Records for the exercise:
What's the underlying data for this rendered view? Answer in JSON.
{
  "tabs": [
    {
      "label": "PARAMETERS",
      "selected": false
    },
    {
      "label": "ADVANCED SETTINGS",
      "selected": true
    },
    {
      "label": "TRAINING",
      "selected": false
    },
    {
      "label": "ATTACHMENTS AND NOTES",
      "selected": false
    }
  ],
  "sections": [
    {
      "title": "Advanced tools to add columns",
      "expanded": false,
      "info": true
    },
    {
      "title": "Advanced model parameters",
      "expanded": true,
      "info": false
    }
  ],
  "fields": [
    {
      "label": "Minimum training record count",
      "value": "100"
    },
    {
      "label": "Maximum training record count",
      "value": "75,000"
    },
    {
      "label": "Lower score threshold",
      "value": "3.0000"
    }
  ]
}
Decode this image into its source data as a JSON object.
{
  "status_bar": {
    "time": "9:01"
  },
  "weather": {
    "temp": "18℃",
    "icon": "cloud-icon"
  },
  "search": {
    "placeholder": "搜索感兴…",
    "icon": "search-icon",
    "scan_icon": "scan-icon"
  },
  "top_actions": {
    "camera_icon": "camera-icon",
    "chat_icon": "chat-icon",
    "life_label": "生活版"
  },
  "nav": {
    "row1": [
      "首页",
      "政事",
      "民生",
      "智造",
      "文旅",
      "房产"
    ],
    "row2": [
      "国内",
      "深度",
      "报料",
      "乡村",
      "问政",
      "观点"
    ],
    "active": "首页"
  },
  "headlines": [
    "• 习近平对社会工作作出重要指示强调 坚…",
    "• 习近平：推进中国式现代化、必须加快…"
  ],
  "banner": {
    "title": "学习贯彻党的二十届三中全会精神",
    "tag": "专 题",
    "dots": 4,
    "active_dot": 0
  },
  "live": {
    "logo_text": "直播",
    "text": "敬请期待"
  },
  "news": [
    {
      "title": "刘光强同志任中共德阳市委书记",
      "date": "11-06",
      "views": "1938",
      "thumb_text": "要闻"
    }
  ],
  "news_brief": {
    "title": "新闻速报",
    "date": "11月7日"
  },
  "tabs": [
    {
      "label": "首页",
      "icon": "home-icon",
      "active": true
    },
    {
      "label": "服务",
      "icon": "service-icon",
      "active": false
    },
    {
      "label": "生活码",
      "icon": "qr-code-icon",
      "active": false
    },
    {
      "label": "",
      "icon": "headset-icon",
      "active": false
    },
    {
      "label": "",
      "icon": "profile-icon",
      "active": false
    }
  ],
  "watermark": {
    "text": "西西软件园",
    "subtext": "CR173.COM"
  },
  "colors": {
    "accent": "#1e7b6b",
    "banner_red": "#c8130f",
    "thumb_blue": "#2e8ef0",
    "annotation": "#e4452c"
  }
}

Exercise brief:
From the entries above, copy every line that holds the word "data".

Solution for this task:
What's the underlying data for this rendered view? Answer in JSON.
Decode this image into its source data as a JSON object.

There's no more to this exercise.